WHAT YOU NEED TO DO:
Transcribe all records exactly.

───── PROVIDED ENTRIES

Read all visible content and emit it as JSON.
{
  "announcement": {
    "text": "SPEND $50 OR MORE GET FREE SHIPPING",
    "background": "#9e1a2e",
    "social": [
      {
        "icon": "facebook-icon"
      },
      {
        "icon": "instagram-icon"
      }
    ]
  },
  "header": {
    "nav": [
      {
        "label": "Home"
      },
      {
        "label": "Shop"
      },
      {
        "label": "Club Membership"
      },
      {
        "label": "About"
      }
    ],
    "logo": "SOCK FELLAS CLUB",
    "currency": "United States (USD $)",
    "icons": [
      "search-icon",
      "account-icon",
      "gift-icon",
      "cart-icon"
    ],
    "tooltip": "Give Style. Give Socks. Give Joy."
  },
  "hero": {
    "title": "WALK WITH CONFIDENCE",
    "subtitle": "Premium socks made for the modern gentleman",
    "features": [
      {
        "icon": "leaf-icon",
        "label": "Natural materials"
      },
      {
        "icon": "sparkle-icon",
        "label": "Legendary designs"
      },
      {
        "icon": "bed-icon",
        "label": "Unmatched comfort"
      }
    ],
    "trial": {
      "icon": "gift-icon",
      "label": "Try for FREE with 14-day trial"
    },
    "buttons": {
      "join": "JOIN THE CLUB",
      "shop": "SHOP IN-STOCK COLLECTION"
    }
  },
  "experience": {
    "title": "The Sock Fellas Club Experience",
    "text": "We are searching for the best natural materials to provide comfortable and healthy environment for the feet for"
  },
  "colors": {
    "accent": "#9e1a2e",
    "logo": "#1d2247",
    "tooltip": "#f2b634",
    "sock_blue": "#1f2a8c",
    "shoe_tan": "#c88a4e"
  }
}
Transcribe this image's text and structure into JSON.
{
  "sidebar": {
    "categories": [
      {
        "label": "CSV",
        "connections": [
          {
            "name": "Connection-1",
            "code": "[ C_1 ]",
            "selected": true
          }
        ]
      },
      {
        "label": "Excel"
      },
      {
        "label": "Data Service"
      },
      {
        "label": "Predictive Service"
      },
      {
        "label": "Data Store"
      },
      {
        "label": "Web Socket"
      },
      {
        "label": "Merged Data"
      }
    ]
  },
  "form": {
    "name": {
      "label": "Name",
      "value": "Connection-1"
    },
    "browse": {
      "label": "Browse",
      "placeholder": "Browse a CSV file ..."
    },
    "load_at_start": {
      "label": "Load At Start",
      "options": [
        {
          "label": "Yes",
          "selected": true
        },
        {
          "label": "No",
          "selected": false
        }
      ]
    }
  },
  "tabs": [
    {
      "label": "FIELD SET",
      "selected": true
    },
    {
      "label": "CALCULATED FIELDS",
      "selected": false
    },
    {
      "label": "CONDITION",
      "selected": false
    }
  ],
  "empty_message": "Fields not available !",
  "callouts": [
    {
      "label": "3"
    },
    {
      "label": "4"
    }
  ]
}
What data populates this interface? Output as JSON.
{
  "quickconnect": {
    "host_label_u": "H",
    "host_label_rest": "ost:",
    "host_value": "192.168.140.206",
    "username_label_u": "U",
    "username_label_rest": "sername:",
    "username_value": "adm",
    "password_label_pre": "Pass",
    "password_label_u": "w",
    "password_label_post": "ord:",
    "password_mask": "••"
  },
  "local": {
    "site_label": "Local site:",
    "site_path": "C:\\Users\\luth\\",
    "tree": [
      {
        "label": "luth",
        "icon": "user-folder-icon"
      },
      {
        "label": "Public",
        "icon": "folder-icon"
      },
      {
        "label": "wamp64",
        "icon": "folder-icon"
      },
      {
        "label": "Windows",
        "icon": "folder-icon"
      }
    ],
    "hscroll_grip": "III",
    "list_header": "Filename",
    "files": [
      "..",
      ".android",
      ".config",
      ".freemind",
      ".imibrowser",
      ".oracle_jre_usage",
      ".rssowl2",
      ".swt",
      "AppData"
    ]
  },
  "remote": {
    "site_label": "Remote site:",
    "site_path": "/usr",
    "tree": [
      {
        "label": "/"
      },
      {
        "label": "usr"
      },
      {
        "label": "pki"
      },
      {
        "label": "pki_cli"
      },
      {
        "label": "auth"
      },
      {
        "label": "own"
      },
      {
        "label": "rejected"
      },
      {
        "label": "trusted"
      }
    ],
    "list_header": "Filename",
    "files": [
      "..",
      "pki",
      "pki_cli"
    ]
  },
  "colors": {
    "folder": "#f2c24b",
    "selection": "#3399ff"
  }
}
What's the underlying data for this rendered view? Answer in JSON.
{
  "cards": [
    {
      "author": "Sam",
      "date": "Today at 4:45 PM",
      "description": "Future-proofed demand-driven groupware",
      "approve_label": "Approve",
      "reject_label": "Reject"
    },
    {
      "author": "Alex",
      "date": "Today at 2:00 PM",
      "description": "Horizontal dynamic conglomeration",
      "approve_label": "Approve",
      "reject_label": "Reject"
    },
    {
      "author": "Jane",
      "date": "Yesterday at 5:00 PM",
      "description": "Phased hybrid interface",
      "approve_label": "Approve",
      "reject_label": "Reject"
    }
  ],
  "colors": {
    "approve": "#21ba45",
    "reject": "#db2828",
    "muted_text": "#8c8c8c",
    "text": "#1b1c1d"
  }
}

──────────

FINAL ANSWER:
Read all visible content and emit it as JSON.
{
  "announcement": {
    "text": "SPEND $50 OR MORE GET FREE SHIPPING",
    "background": "#9e1a2e",
    "social": [
      {
        "icon": "facebook-icon"
      },
      {
        "icon": "instagram-icon"
      }
    ]
  },
  "header": {
    "nav": [
      {
        "label": "Home"
      },
      {
        "label": "Shop"
      },
      {
        "label": "Club Membership"
      },
      {
        "label": "About"
      }
    ],
    "logo": "SOCK FELLAS CLUB",
    "currency": "United States (USD $)",
    "icons": [
      "search-icon",
      "account-icon",
      "gift-icon",
      "cart-icon"
    ],
    "tooltip": "Give Style. Give Socks. Give Joy."
  },
  "hero": {
    "title": "WALK WITH CONFIDENCE",
    "subtitle": "Premium socks made for the modern gentleman",
    "features": [
      {
        "icon": "leaf-icon",
        "label": "Natural materials"
      },
      {
        "icon": "sparkle-icon",
        "label": "Legendary designs"
      },
      {
        "icon": "bed-icon",
        "label": "Unmatched comfort"
      }
    ],
    "trial": {
      "icon": "gift-icon",
      "label": "Try for FREE with 14-day trial"
    },
    "buttons": {
      "join": "JOIN THE CLUB",
      "shop": "SHOP IN-STOCK COLLECTION"
    }
  },
  "experience": {
    "title": "The Sock Fellas Club Experience",
    "text": "We are searching for the best natural materials to provide comfortable and healthy environment for the feet for"
  },
  "colors": {
    "accent": "#9e1a2e",
    "logo": "#1d2247",
    "tooltip": "#f2b634",
    "sock_blue": "#1f2a8c",
    "shoe_tan": "#c88a4e"
  }
}
Transcribe this image's text and structure into JSON.
{
  "sidebar": {
    "categories": [
      {
        "label": "CSV",
        "connections": [
          {
            "name": "Connection-1",
            "code": "[ C_1 ]",
            "selected": true
          }
        ]
      },
      {
        "label": "Excel"
      },
      {
        "label": "Data Service"
      },
      {
        "label": "Predictive Service"
      },
      {
        "label": "Data Store"
      },
      {
        "label": "Web Socket"
      },
      {
        "label": "Merged Data"
      }
    ]
  },
  "form": {
    "name": {
      "label": "Name",
      "value": "Connection-1"
    },
    "browse": {
      "label": "Browse",
      "placeholder": "Browse a CSV file ..."
    },
    "load_at_start": {
      "label": "Load At Start",
      "options": [
        {
          "label": "Yes",
          "selected": true
        },
        {
          "label": "No",
          "selected": false
        }
      ]
    }
  },
  "tabs": [
    {
      "label": "FIELD SET",
      "selected": true
    },
    {
      "label": "CALCULATED FIELDS",
      "selected": false
    },
    {
      "label": "CONDITION",
      "selected": false
    }
  ],
  "empty_message": "Fields not available !",
  "callouts": [
    {
      "label": "3"
    },
    {
      "label": "4"
    }
  ]
}
What data populates this interface? Output as JSON.
{
  "quickconnect": {
    "host_label_u": "H",
    "host_label_rest": "ost:",
    "host_value": "192.168.140.206",
    "username_label_u": "U",
    "username_label_rest": "sername:",
    "username_value": "adm",
    "password_label_pre": "Pass",
    "password_label_u": "w",
    "password_label_post": "ord:",
    "password_mask": "••"
  },
  "local": {
    "site_label": "Local site:",
    "site_path": "C:\\Users\\luth\\",
    "tree": [
      {
        "label": "luth",
        "icon": "user-folder-icon"
      },
      {
        "label": "Public",
        "icon": "folder-icon"
      },
      {
        "label": "wamp64",
        "icon": "folder-icon"
      },
      {
        "label": "Windows",
        "icon": "folder-icon"
      }
    ],
    "hscroll_grip": "III",
    "list_header": "Filename",
    "files": [
      "..",
      ".android",
      ".config",
      ".freemind",
      ".imibrowser",
      ".oracle_jre_usage",
      ".rssowl2",
      ".swt",
      "AppData"
    ]
  },
  "remote": {
    "site_label": "Remote site:",
    "site_path": "/usr",
    "tree": [
      {
        "label": "/"
      },
      {
        "label": "usr"
      },
      {
        "label": "pki"
      },
      {
        "label": "pki_cli"
      },
      {
        "label": "auth"
      },
      {
        "label": "own"
      },
      {
        "label": "rejected"
      },
      {
        "label": "trusted"
      }
    ],
    "list_header": "Filename",
    "files": [
      "..",
      "pki",
      "pki_cli"
    ]
  },
  "colors": {
    "folder": "#f2c24b",
    "selection": "#3399ff"
  }
}
What's the underlying data for this rendered view? Answer in JSON.
{
  "cards": [
    {
      "author": "Sam",
      "date": "Today at 4:45 PM",
      "description": "Future-proofed demand-driven groupware",
      "approve_label": "Approve",
      "reject_label": "Reject"
    },
    {
      "author": "Alex",
      "date": "Today at 2:00 PM",
      "description": "Horizontal dynamic conglomeration",
      "approve_label": "Approve",
      "reject_label": "Reject"
    },
    {
      "author": "Jane",
      "date": "Yesterday at 5:00 PM",
      "description": "Phased hybrid interface",
      "approve_label": "Approve",
      "reject_label": "Reject"
    }
  ],
  "colors": {
    "approve": "#21ba45",
    "reject": "#db2828",
    "muted_text": "#8c8c8c",
    "text": "#1b1c1d"
  }
}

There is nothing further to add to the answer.